→ **Exercise requirements**
Output the data word for word, dropping every image.

(Stored entries)

_ _ _

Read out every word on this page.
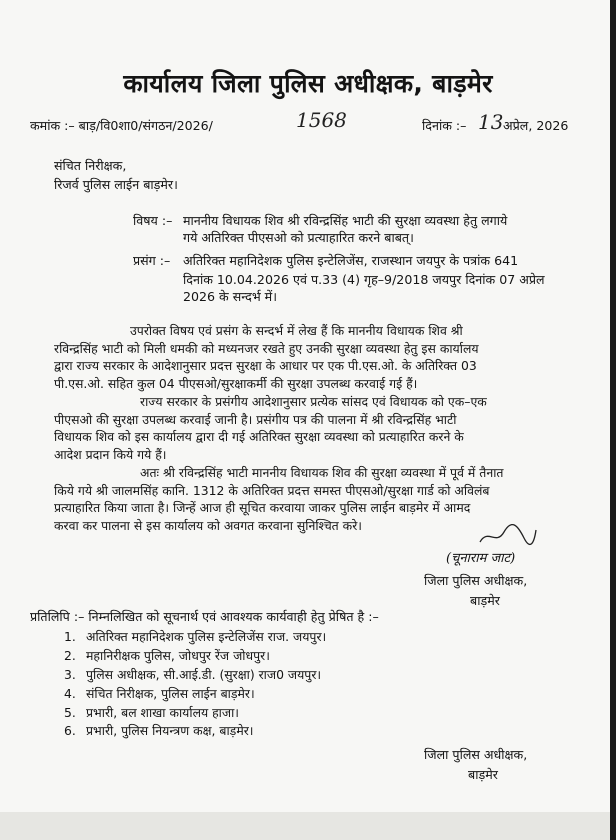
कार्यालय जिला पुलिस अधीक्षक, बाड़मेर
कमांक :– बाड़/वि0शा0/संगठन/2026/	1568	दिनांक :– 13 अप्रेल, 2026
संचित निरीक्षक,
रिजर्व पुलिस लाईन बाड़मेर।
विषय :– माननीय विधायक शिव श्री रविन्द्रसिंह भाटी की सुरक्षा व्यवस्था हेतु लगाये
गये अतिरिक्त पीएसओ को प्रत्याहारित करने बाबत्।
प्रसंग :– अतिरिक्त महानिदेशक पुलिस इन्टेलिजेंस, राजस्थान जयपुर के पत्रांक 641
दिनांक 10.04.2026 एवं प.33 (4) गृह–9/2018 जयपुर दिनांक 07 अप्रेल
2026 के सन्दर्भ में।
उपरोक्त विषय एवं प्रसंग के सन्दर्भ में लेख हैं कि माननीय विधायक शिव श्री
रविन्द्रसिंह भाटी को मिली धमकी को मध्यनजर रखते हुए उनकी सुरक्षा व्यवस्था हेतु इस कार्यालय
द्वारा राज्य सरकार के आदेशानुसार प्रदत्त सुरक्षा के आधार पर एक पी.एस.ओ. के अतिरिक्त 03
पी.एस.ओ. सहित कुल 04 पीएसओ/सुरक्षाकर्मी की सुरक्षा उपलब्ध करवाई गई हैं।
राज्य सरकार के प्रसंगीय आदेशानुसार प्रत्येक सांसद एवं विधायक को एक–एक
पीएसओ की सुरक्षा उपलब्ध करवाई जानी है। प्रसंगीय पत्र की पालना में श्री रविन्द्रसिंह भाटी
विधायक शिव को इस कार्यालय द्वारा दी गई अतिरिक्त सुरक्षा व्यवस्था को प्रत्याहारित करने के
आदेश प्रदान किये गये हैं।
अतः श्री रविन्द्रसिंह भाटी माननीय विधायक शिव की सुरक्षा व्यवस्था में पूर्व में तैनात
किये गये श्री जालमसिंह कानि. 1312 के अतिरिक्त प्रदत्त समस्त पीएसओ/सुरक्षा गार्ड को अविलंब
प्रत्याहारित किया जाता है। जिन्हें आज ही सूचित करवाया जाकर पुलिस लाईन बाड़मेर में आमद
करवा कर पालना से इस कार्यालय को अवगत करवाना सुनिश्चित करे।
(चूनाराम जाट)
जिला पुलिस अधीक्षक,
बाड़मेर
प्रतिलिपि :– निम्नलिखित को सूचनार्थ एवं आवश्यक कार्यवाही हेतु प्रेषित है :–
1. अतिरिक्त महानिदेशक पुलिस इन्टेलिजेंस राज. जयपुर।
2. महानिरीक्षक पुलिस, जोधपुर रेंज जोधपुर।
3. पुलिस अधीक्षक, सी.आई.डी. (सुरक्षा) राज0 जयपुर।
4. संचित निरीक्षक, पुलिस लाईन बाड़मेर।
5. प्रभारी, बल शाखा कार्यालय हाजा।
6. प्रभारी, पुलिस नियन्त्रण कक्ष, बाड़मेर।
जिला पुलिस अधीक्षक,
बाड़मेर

_ _ _

→ **Worked solution**
Read out every word on this page.
कार्यालय जिला पुलिस अधीक्षक, बाड़मेर
कमांक :– बाड़/वि0शा0/संगठन/2026/	1568	दिनांक :– 13 अप्रेल, 2026
संचित निरीक्षक,
रिजर्व पुलिस लाईन बाड़मेर।
विषय :– माननीय विधायक शिव श्री रविन्द्रसिंह भाटी की सुरक्षा व्यवस्था हेतु लगाये
गये अतिरिक्त पीएसओ को प्रत्याहारित करने बाबत्।
प्रसंग :– अतिरिक्त महानिदेशक पुलिस इन्टेलिजेंस, राजस्थान जयपुर के पत्रांक 641
दिनांक 10.04.2026 एवं प.33 (4) गृह–9/2018 जयपुर दिनांक 07 अप्रेल
2026 के सन्दर्भ में।
उपरोक्त विषय एवं प्रसंग के सन्दर्भ में लेख हैं कि माननीय विधायक शिव श्री
रविन्द्रसिंह भाटी को मिली धमकी को मध्यनजर रखते हुए उनकी सुरक्षा व्यवस्था हेतु इस कार्यालय
द्वारा राज्य सरकार के आदेशानुसार प्रदत्त सुरक्षा के आधार पर एक पी.एस.ओ. के अतिरिक्त 03
पी.एस.ओ. सहित कुल 04 पीएसओ/सुरक्षाकर्मी की सुरक्षा उपलब्ध करवाई गई हैं।
राज्य सरकार के प्रसंगीय आदेशानुसार प्रत्येक सांसद एवं विधायक को एक–एक
पीएसओ की सुरक्षा उपलब्ध करवाई जानी है। प्रसंगीय पत्र की पालना में श्री रविन्द्रसिंह भाटी
विधायक शिव को इस कार्यालय द्वारा दी गई अतिरिक्त सुरक्षा व्यवस्था को प्रत्याहारित करने के
आदेश प्रदान किये गये हैं।
अतः श्री रविन्द्रसिंह भाटी माननीय विधायक शिव की सुरक्षा व्यवस्था में पूर्व में तैनात
किये गये श्री जालमसिंह कानि. 1312 के अतिरिक्त प्रदत्त समस्त पीएसओ/सुरक्षा गार्ड को अविलंब
प्रत्याहारित किया जाता है। जिन्हें आज ही सूचित करवाया जाकर पुलिस लाईन बाड़मेर में आमद
करवा कर पालना से इस कार्यालय को अवगत करवाना सुनिश्चित करे।
(चूनाराम जाट)
जिला पुलिस अधीक्षक,
बाड़मेर
प्रतिलिपि :– निम्नलिखित को सूचनार्थ एवं आवश्यक कार्यवाही हेतु प्रेषित है :–
1. अतिरिक्त महानिदेशक पुलिस इन्टेलिजेंस राज. जयपुर।
2. महानिरीक्षक पुलिस, जोधपुर रेंज जोधपुर।
3. पुलिस अधीक्षक, सी.आई.डी. (सुरक्षा) राज0 जयपुर।
4. संचित निरीक्षक, पुलिस लाईन बाड़मेर।
5. प्रभारी, बल शाखा कार्यालय हाजा।
6. प्रभारी, पुलिस नियन्त्रण कक्ष, बाड़मेर।
जिला पुलिस अधीक्षक,
बाड़मेर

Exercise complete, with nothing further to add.